## EXERCISE BRIEF:
Count how many lines contain the word "this". Please give only the number.

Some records
** start **
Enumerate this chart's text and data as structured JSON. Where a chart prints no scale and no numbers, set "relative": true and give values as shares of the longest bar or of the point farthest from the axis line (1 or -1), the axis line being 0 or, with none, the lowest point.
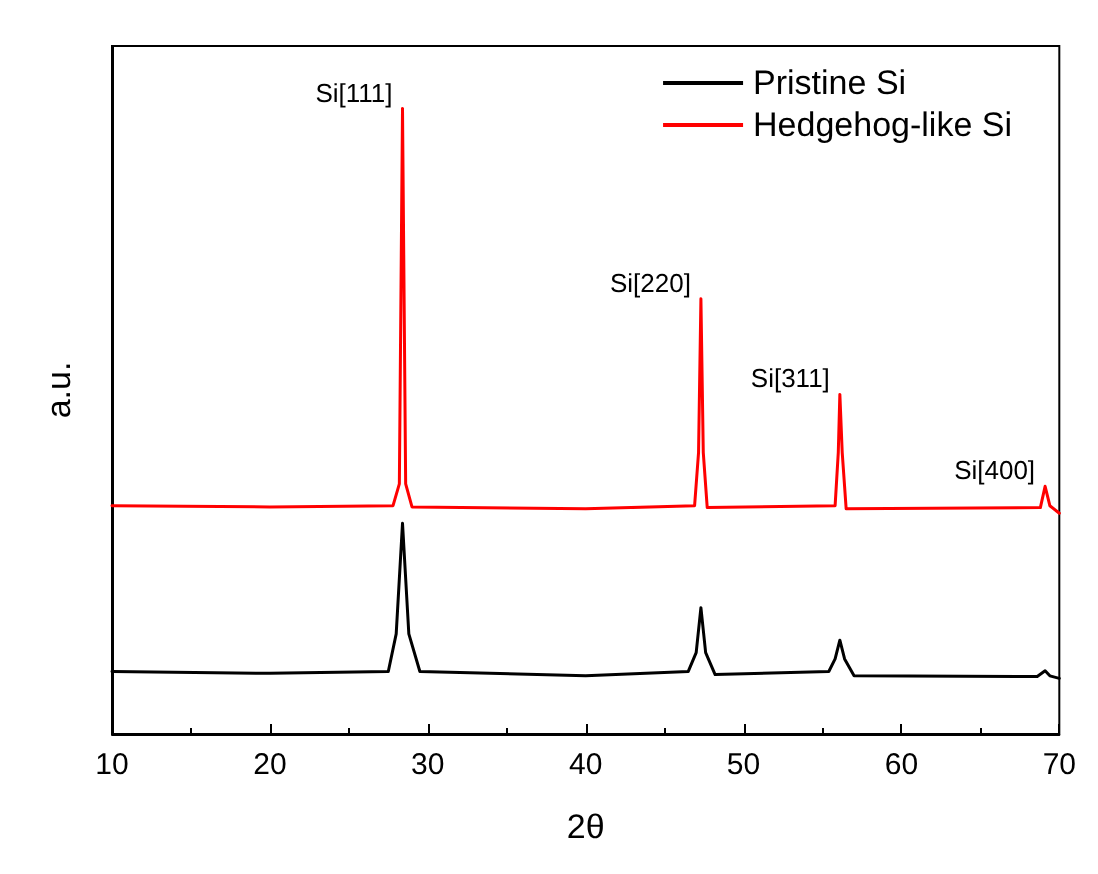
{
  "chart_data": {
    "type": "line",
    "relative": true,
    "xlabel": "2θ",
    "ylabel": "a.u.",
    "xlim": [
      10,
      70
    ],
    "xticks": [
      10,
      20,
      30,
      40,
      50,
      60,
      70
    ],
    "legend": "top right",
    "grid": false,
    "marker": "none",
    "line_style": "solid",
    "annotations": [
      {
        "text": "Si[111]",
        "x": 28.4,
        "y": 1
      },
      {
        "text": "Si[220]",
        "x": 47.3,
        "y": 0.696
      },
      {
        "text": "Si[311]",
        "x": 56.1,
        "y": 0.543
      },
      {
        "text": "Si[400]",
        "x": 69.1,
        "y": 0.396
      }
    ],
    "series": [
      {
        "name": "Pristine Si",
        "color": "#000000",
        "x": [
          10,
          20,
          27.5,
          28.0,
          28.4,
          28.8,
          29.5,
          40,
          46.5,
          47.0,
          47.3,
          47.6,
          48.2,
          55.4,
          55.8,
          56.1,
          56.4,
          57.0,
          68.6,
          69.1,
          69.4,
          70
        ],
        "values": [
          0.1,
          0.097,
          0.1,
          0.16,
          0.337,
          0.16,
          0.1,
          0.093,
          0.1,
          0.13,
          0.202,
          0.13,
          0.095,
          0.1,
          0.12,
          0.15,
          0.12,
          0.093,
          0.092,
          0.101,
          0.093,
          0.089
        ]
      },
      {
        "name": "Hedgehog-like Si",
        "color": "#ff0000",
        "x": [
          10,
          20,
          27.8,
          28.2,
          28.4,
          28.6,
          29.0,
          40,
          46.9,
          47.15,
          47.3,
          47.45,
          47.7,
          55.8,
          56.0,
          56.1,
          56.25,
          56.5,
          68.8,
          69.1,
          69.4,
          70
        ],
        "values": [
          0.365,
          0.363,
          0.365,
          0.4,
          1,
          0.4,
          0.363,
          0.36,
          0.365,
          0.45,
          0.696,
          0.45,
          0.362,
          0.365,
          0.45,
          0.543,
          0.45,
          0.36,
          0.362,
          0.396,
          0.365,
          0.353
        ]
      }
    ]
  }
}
** end **
** start **
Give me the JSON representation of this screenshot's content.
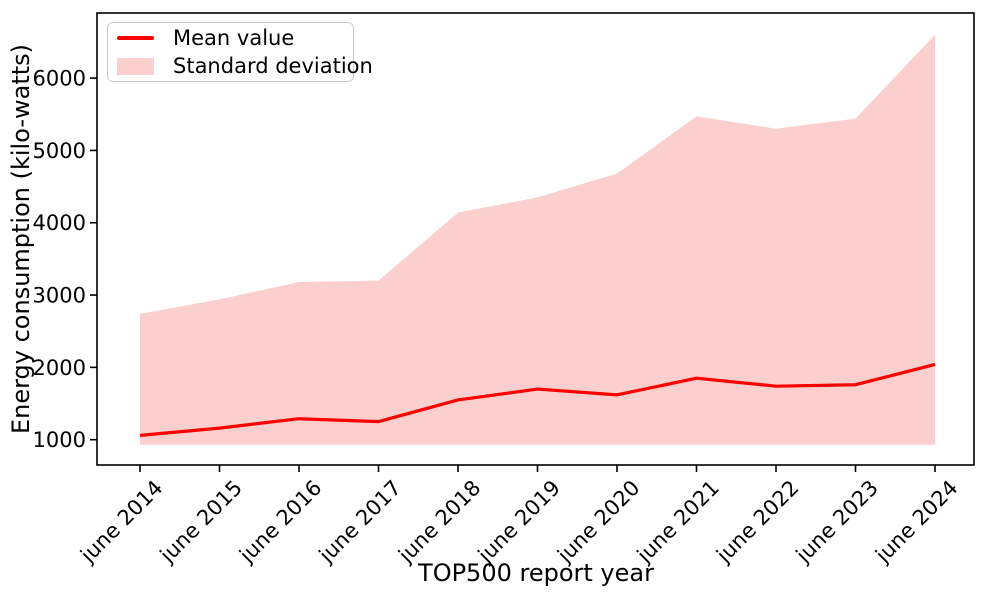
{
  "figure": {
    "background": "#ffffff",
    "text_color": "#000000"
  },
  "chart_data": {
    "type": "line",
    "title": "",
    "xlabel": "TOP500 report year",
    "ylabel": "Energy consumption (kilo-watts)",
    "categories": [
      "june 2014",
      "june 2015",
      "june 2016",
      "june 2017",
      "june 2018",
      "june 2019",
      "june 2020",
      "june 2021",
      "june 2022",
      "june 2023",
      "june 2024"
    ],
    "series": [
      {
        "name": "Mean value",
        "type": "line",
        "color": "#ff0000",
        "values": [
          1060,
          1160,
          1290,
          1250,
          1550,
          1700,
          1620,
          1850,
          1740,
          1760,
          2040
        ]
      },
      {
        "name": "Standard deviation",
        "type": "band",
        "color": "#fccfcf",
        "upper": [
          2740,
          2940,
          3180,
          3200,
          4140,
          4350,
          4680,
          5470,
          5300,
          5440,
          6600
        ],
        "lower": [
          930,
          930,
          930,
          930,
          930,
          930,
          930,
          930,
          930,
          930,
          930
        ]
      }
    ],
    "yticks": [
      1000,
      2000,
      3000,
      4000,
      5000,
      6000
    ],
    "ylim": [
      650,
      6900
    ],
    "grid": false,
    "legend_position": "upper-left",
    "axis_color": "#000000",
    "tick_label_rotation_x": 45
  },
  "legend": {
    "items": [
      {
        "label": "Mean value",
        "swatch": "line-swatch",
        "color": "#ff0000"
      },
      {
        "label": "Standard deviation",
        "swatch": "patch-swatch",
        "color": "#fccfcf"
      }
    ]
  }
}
** end **
## REPLY TO THE TASK:
2